Data records
——

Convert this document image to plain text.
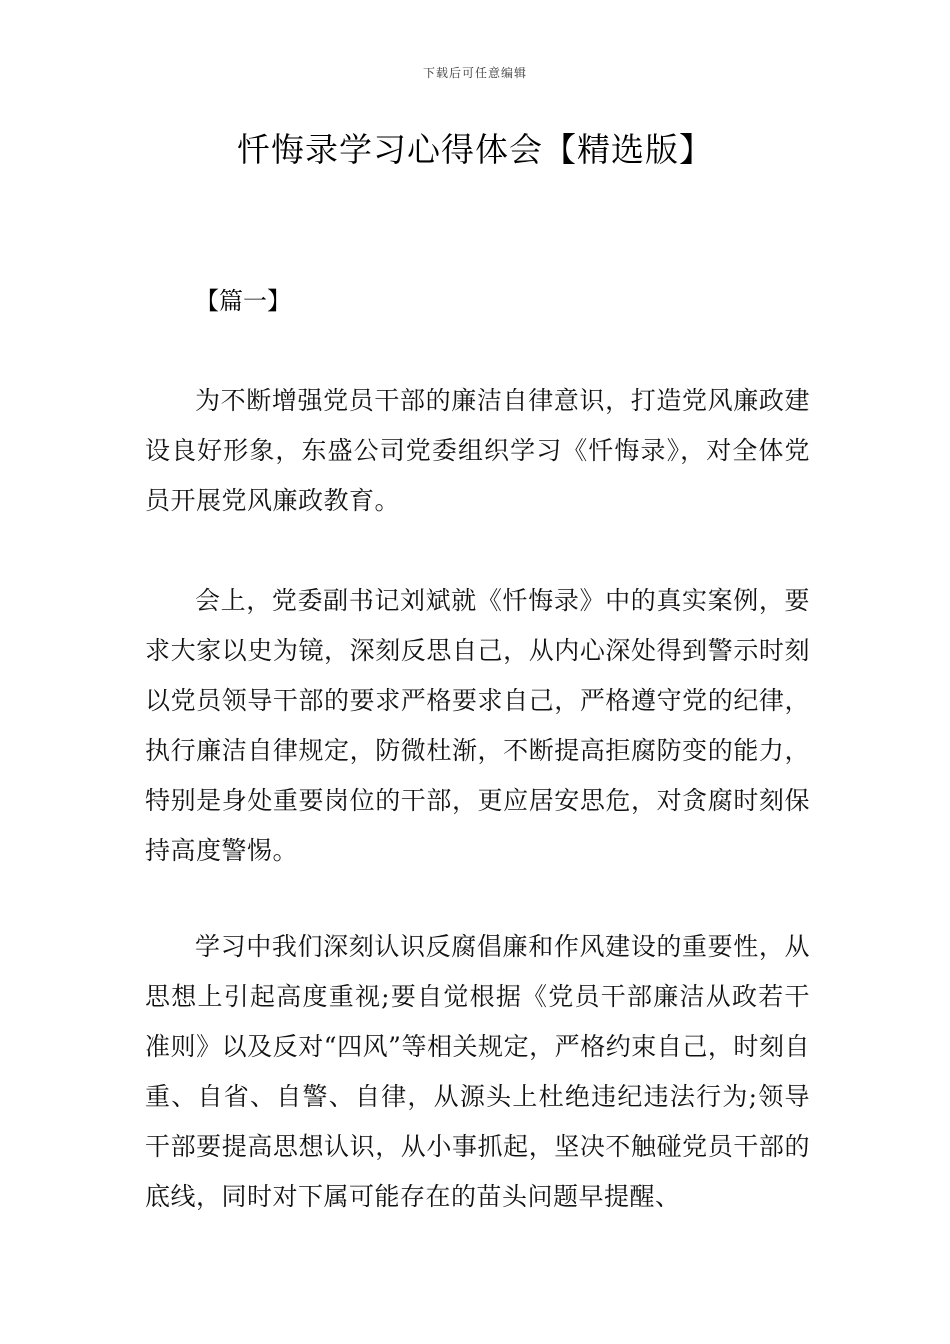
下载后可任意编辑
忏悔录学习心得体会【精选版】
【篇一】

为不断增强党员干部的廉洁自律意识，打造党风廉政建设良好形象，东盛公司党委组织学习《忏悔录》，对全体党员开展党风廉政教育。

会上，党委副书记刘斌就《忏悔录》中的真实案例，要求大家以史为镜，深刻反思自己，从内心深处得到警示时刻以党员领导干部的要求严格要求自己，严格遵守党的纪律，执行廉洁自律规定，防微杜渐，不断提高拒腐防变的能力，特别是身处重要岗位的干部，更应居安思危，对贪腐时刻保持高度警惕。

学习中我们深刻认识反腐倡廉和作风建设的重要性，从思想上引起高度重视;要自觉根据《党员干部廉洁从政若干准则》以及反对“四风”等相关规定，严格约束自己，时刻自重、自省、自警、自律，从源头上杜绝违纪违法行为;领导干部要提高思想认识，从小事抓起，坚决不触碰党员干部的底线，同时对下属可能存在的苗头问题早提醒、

——

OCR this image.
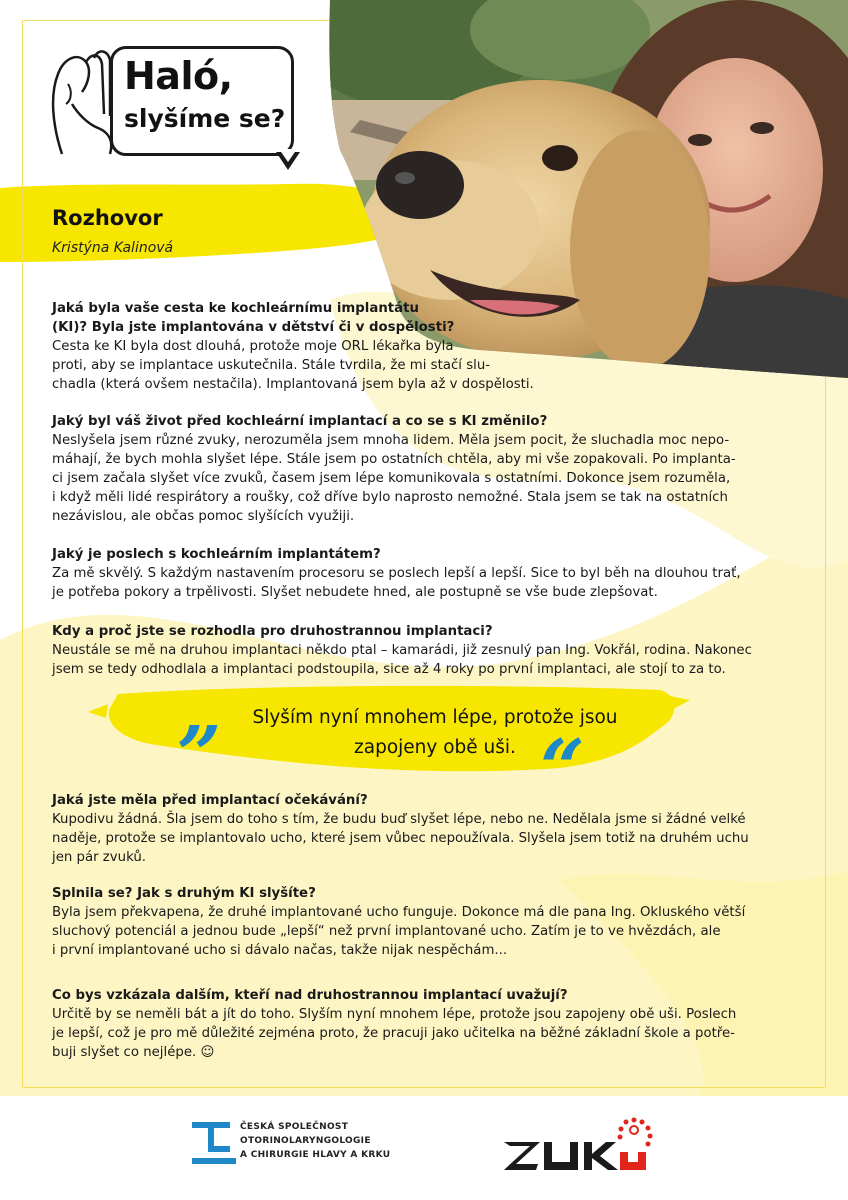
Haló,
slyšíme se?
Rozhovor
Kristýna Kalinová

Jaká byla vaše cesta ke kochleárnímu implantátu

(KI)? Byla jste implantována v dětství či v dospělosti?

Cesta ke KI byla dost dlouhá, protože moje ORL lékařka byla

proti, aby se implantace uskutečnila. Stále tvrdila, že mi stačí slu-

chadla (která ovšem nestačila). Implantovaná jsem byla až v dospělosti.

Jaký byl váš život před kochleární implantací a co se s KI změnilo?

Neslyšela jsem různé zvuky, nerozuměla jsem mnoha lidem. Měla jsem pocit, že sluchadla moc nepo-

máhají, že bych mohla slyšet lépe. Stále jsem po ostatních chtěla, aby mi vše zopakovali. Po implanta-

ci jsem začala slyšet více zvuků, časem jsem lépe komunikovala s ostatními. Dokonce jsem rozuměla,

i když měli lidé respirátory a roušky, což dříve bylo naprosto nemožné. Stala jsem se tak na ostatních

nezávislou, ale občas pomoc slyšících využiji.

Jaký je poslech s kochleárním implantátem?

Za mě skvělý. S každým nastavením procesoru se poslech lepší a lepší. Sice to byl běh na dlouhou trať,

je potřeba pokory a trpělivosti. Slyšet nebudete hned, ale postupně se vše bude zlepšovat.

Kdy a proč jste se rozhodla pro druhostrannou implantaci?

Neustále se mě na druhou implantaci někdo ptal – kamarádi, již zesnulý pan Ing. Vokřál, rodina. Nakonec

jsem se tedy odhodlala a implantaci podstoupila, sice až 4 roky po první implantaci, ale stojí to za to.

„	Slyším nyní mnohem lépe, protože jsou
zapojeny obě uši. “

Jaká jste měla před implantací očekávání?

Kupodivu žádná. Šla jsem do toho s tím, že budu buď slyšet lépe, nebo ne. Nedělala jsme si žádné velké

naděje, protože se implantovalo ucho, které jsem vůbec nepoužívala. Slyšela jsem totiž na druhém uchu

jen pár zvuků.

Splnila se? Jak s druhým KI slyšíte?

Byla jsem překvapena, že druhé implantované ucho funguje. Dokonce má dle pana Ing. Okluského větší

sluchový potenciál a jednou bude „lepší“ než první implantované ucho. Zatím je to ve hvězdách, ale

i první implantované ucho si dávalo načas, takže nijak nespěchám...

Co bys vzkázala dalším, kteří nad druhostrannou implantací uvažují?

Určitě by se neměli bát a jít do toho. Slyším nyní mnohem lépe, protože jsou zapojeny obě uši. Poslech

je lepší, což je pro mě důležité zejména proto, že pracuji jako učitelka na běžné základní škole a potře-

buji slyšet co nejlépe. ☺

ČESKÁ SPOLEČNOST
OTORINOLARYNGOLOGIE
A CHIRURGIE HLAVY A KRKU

——

▶ **WORK TO COMPLETE**: Locate all lines holding the word "zvuků", then copy them out.

▶ **FULL SOLUTION**:
ci jsem začala slyšet více zvuků, časem jsem lépe komunikovala s ostatními. Dokonce jsem rozuměla,
jen pár zvuků.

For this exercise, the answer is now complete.